Onassis Library Collections
Τhe place where Homer “meets” Voltaire and Rigas Velestinlis; and C. P. Cavafy “meets” Sappho and Jane Austen
The Onassis Library, with its six collections, more than 10,000 volumes, and rich archival material, offers a haven of rare stories, sources, books, and archives. Α journey through time and unknown aspects of Greek―but not only―history.
Visiting the Onassis Library and discovering its treasures is a journey through time and less well-known aspects of Greek history. From the works of the ancient Greek tragedians printed in Venice in the 16th century to the accounts of foreign travelers and the Cavafy Archive, the cultural heritage preserved in the collections spans seven centuries.
A seven-hundred-year old cultural heritage
The Hellenic Library accumulates books, mainly relating to the publishing and printing history of the Greeks from the first days of printing in the 15th century to the mid-20th century. The collection contains more than 4,500 titles.
From the pocket edition of 1567 with eight selected tragedies by Aeschylus, Sophocles and Euripides to the "Hellenic Nomarchy" of Anonymous the Greek and Rigas Velestinlis' Charta (Map of Greece), the Hellenic Library guides us through the evolution of Greek printing on a journey that starts with the first publications of Greek books in printing presses operating in over 20 cities outside the Ottoman Empire. The Hellenic Library accumulates books, mainly relating to the publishing and printing history of the Greeks from the first days of printing in the 15th century to the mid-20th century. The collection contains more than 4,500 titles, which are divided into six main sections:
Renaissance-Humanism,
with works by ancient Greek authors, lexicons, philosophical treatises and philological essays.
Neohellenic letters,
with literary works, poetry and popular writings, historical works, essays, grammars/dictionaries and school textbooks.
Liturgical books
including Gospels, Menaia, Psalters, Horologia, Pentecostaria, Euchologia.
Theological writings
on the history of the Church and of Orthodoxy by writers such as John Chrysostom, Basil the Great, Gregory Nazianzen, and Maximus the Confessor.
Neohellenic Enlightenment,
with original works about preparations for the 1821 Revolution and Greek translations of world literature (poetry and prose).
Archive material
containing letters and declarations written by heroes of the Greek revolution of 1821, proclamations of the newly-founded Greek state.
The Travel Accounts Collection contains 3,000 works by foreign travelers
The English author and traveler Elisabeth Lady Craven suggests the public baths as the finest entertainment available to women in Athens of 1789. The Irish painter and author Edward Dodwell portrays the dance of the Dervishes in the Tower of the Winds, in 1819. The Englishman Christopher Wordsworth describes the caves of the Acropolis and the ruins of the church of St. Dionysios in his "Athens and Attica" (1836). The French diplomat Henri Belle describes the Kalamata bazaar of 1870, saying one could find "fabrics from Manchester" there. Rare iconographic details and lesser-known aspects of public life are made accessible through the Onassis Library's Travel Accounts Collection, which consists of some 3,000 titles by Western European travelers who describe the lands of the Mediterranean and South-Eastern Europe between the 16th and 20th centuries. Although they are based on observation, the publications are a valuable source of information on popular culture, geography, the economy, religion and other aspects of daily life.

•••••

> What to work on
• A. Reproduce word for word the stretch of the Onassis Library text from "Visiting the Onassis" through "than 4,500 titles.".
• B. Summarize the Onassis Library text in two sentences.
• C. According to the Onassis Library text, are these statements correct? Answer yes or no for each, quoting the deciding words. (i) The Hellenic Library's titles fall into six main sections. (ii) Edward Dodwell was an English painter. (iii) Henri Belle described the Kalamata bazaar of 1870.
The material after the Onassis Library text is separate from it.

> Stored records
•••••

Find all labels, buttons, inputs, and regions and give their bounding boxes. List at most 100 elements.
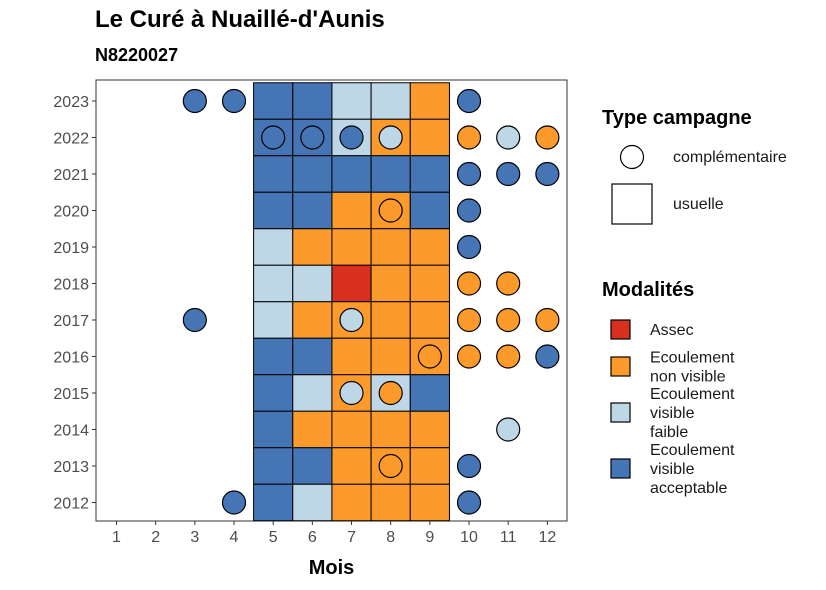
y-tick-label: 2017 [53, 313, 89, 330]
y-tick-label: 2015 [53, 386, 89, 403]
heatmap-tile [410, 156, 449, 193]
legend-modalite-label: visible [650, 461, 695, 478]
heatmap-tile [332, 484, 371, 521]
campaign-point [458, 163, 481, 186]
legend-square-symbol [612, 184, 652, 224]
campaign-point [458, 345, 481, 368]
campaign-point [536, 345, 559, 368]
heatmap-tile [254, 338, 293, 375]
x-tick-label: 7 [347, 529, 356, 546]
heatmap-tile [293, 411, 332, 448]
x-tick-label: 11 [500, 529, 517, 546]
heatmap-tile [371, 484, 410, 521]
x-axis-title: Mois [309, 557, 355, 579]
campaign-point [223, 90, 246, 113]
x-tick-label: 5 [269, 529, 278, 546]
heatmap-tile [332, 265, 371, 302]
legend-swatch [611, 403, 630, 422]
campaign-point [458, 199, 481, 222]
heatmap-tile [410, 83, 449, 120]
heatmap-tile [410, 484, 449, 521]
campaign-point [458, 455, 481, 478]
legend-modalite-label: Assec [650, 322, 694, 339]
legend-title-modalites: Modalités [602, 279, 694, 301]
heatmap-tile [410, 192, 449, 229]
campaign-point [379, 126, 402, 149]
campaign-point [497, 163, 520, 186]
campaign-point [340, 309, 363, 332]
campaign-point [458, 236, 481, 259]
heatmap-tile [332, 448, 371, 485]
campaign-point [301, 126, 324, 149]
x-tick-label: 12 [538, 529, 556, 546]
heatmap-tile [410, 411, 449, 448]
heatmap-tile [293, 156, 332, 193]
x-tick-label: 1 [112, 529, 121, 546]
heatmap-tile [254, 484, 293, 521]
campaign-point [379, 382, 402, 405]
campaign-point [379, 455, 402, 478]
campaign-point [497, 418, 520, 441]
y-tick-label: 2018 [53, 277, 89, 294]
heatmap-tile [332, 411, 371, 448]
heatmap-tile [332, 229, 371, 266]
heatmap-tile [371, 302, 410, 339]
legend-modalite-label: non visible [650, 369, 726, 386]
heatmap-tile [371, 411, 410, 448]
heatmap-tile [254, 156, 293, 193]
campaign-point [536, 309, 559, 332]
legend-swatch [611, 459, 630, 478]
legend-title-type: Type campagne [602, 107, 752, 129]
legend-modalite-label: visible [650, 405, 695, 422]
campaign-point [497, 309, 520, 332]
campaign-point [458, 309, 481, 332]
heatmap-tile [332, 192, 371, 229]
heatmap-tile [293, 229, 332, 266]
x-tick-label: 6 [308, 529, 317, 546]
y-tick-label: 2023 [53, 94, 89, 111]
y-tick-label: 2014 [53, 423, 89, 440]
campaign-point [536, 126, 559, 149]
x-tick-label: 4 [230, 529, 239, 546]
y-tick-label: 2021 [53, 167, 89, 184]
campaign-point [340, 382, 363, 405]
heatmap-tile [293, 338, 332, 375]
campaign-point [458, 272, 481, 295]
y-tick-label: 2020 [53, 204, 89, 221]
y-tick-label: 2012 [53, 496, 89, 513]
campaign-point [340, 126, 363, 149]
legend-modalite-label: acceptable [650, 480, 727, 497]
heatmap-tile [410, 302, 449, 339]
campaign-point [262, 126, 285, 149]
heatmap-tile [254, 229, 293, 266]
heatmap-tile [254, 192, 293, 229]
legend-modalite-label: Ecoulement [650, 386, 735, 403]
legend-type-label: complémentaire [673, 149, 787, 166]
heatmap-tile [293, 302, 332, 339]
heatmap-tile [332, 156, 371, 193]
campaign-point [497, 345, 520, 368]
campaign-point [458, 491, 481, 514]
heatmap-tile [410, 265, 449, 302]
heatmap-tile [410, 119, 449, 156]
campaign-point [223, 491, 246, 514]
campaign-point [458, 126, 481, 149]
campaign-point [497, 126, 520, 149]
x-tick-label: 10 [460, 529, 478, 546]
heatmap-tile [410, 448, 449, 485]
heatmap-tile [332, 83, 371, 120]
heatmap-tile [254, 375, 293, 412]
legend-swatch [611, 357, 630, 376]
x-tick-label: 2 [151, 529, 160, 546]
heatmap-tile [371, 338, 410, 375]
y-tick-label: 2016 [53, 350, 89, 367]
campaign-point [183, 90, 206, 113]
heatmap-tile [371, 83, 410, 120]
heatmap-tile [254, 411, 293, 448]
legend-modalite-label: faible [650, 424, 688, 441]
y-tick-label: 2019 [53, 240, 89, 257]
heatmap-tile [410, 375, 449, 412]
heatmap-tile [293, 484, 332, 521]
legend-modalite-label: Ecoulement [650, 442, 735, 459]
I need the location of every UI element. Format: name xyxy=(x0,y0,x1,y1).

•••••

> Solutions below
• A.
Visiting the Onassis Library and discovering its treasures is a journey through time and less well-known aspects of Greek history. From the works of the ancient Greek tragedians printed in Venice in the 16th century to the accounts of foreign travelers and the Cavafy Archive, the cultural heritage preserved in the collections spans seven centuries.
A seven-hundred-year old cultural heritage
The Hellenic Library accumulates books, mainly relating to the publishing and printing history of the Greeks from the first days of printing in the 15th century to the mid-20th century. The collection contains more than 4,500 titles.

• B. The Onassis Library holds six collections with more than 10,000 volumes and rich archival material, and this cultural heritage spans seven centuries. Its Hellenic Library traces Greek publishing and printing history from the 15th to the mid-20th century in more than 4,500 titles, and its Travel Accounts Collection has some 3,000 titles by Western European travelers who describe the Mediterranean and South-Eastern Europe between the 16th and 20th centuries.

• C.
(i) Yes: "which are divided into six main sections"
(ii) No: "The Irish painter and author Edward Dodwell"
(iii) Yes: "The French diplomat Henri Belle describes the Kalamata bazaar of 1870"